▶ _Problem details_: Write out the records word for word, starting with their first line and going on through the line that contains "button[interactable]: Help [617, 334, 663, 356]", with both of those lines included.

◆ ◆ ◆ ◆ ◆ ◆ ◆

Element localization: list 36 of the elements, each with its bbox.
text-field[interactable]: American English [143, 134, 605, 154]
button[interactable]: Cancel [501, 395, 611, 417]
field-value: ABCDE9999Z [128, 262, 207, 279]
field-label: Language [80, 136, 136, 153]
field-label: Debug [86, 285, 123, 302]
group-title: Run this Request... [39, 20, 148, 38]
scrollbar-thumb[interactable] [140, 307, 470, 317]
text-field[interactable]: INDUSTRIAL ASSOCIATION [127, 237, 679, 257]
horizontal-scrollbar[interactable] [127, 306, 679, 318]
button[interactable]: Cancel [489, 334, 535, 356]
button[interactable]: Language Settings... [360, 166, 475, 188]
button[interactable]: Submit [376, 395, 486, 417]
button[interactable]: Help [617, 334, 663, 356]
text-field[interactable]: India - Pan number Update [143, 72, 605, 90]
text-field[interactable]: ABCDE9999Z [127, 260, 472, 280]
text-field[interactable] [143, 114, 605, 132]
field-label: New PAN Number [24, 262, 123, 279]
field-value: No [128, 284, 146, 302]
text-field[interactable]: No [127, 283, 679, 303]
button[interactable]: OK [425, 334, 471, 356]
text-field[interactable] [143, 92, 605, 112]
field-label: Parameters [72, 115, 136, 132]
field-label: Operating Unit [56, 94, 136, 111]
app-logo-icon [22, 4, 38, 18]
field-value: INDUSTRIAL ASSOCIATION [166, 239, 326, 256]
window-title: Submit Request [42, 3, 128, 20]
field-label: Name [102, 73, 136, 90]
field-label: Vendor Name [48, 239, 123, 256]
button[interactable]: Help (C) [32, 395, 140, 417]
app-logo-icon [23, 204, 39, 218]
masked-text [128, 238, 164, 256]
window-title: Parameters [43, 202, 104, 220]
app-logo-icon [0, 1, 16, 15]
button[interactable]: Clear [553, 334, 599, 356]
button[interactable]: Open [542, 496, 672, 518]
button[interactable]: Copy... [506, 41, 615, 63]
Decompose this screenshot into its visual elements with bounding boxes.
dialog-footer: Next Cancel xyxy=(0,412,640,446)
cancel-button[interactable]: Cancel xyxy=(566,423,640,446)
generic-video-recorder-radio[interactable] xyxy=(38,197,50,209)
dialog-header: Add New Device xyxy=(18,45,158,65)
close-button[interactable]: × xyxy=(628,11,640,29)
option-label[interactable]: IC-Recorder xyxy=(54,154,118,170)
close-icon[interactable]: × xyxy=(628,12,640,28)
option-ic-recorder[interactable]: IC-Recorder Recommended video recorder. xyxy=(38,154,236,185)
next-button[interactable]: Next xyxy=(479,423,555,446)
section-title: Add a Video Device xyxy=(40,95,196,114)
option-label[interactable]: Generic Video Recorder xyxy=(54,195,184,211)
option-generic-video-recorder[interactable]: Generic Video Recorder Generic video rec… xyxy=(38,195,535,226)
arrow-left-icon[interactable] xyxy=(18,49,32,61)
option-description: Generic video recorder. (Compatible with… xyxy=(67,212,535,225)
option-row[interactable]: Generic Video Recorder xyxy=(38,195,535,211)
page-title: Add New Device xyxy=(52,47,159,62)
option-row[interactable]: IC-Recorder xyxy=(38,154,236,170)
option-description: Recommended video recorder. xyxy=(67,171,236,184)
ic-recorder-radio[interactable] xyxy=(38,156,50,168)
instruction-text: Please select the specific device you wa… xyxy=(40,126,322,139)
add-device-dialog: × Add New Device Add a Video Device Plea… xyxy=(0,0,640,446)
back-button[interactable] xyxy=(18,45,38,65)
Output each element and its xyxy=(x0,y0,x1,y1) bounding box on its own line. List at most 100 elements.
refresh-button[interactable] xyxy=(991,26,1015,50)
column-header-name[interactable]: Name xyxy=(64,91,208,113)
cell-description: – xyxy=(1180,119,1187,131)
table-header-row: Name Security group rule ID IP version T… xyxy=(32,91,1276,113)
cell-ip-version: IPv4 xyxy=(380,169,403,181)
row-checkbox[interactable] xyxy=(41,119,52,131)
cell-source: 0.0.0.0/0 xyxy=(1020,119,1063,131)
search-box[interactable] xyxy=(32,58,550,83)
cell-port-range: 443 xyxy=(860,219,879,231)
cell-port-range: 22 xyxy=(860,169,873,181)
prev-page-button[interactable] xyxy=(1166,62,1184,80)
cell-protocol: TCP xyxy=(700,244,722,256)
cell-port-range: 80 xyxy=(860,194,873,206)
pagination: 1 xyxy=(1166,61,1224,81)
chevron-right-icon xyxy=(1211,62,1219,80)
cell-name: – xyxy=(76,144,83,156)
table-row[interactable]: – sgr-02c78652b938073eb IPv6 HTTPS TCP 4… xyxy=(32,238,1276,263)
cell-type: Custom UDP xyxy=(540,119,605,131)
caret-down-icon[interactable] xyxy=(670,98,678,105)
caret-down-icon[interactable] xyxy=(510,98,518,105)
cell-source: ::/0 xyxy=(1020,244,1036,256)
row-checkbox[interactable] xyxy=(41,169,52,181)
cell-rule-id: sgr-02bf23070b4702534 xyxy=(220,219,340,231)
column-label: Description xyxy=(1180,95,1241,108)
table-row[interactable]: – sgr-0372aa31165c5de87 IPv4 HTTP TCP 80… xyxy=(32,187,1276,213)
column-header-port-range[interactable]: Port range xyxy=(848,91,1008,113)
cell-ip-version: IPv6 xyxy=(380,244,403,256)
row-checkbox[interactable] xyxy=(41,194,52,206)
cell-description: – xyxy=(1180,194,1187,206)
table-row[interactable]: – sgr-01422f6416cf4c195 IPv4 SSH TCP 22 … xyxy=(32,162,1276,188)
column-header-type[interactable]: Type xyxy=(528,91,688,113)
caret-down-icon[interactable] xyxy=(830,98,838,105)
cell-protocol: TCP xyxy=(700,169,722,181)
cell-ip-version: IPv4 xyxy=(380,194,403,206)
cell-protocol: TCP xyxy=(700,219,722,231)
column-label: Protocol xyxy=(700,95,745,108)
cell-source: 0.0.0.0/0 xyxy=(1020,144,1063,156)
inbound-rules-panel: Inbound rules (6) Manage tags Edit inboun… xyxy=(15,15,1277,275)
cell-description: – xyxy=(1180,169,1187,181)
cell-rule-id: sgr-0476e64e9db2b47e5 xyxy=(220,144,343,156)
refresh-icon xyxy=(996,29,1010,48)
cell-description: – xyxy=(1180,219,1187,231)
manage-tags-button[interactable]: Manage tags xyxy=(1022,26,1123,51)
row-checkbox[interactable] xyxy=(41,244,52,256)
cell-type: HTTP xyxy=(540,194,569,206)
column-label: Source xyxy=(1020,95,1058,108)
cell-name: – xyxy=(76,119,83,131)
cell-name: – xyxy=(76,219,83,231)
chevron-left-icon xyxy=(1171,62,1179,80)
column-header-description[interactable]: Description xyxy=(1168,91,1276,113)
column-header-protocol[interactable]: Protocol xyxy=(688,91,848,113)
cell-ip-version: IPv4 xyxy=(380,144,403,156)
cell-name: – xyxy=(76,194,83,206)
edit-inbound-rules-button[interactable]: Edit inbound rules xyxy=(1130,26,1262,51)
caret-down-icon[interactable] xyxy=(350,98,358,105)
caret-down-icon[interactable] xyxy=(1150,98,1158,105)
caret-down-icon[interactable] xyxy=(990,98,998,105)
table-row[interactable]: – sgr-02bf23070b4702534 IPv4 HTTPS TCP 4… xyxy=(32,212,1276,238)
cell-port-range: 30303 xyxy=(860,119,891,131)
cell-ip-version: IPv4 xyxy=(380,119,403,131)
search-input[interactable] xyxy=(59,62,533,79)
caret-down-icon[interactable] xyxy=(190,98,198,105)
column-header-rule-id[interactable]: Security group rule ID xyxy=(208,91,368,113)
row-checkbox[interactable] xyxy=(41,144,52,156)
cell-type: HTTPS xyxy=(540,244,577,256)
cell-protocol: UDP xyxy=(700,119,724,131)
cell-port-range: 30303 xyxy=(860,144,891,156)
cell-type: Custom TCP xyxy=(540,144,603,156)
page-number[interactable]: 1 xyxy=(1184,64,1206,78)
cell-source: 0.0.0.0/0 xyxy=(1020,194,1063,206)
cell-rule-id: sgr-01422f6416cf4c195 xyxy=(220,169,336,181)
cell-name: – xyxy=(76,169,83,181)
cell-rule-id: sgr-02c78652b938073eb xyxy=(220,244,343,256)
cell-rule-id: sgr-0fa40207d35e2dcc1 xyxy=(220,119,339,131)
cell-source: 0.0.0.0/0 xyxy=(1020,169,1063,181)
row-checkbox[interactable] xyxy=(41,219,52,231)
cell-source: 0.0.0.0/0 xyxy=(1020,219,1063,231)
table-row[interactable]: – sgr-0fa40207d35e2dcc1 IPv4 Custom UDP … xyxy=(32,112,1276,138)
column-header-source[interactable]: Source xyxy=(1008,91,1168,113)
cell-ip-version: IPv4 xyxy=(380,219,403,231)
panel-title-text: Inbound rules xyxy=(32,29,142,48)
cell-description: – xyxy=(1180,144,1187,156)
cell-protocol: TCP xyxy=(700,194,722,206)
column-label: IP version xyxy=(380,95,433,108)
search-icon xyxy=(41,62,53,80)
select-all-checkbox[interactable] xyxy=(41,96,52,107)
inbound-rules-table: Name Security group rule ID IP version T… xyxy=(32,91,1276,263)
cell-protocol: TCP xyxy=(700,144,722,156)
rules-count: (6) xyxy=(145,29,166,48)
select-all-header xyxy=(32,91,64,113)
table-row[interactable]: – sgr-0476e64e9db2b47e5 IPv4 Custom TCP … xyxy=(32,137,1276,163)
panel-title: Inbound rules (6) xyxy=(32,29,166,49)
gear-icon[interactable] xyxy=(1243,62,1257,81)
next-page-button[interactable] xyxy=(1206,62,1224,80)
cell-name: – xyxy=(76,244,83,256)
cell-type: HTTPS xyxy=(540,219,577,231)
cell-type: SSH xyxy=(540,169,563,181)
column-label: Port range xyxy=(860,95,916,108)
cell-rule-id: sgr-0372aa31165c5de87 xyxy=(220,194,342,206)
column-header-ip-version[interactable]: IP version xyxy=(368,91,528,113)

◆ ◆ ◆ ◆ ◆ ◆ ◆

▶ _Task result_:
Element localization: list 36 of the elements, each with its bbox.
text-field[interactable]: American English [143, 134, 605, 154]
button[interactable]: Cancel [501, 395, 611, 417]
field-value: ABCDE9999Z [128, 262, 207, 279]
field-label: Language [80, 136, 136, 153]
field-label: Debug [86, 285, 123, 302]
group-title: Run this Request... [39, 20, 148, 38]
scrollbar-thumb[interactable] [140, 307, 470, 317]
text-field[interactable]: INDUSTRIAL ASSOCIATION [127, 237, 679, 257]
horizontal-scrollbar[interactable] [127, 306, 679, 318]
button[interactable]: Cancel [489, 334, 535, 356]
button[interactable]: Language Settings... [360, 166, 475, 188]
button[interactable]: Submit [376, 395, 486, 417]
button[interactable]: Help [617, 334, 663, 356]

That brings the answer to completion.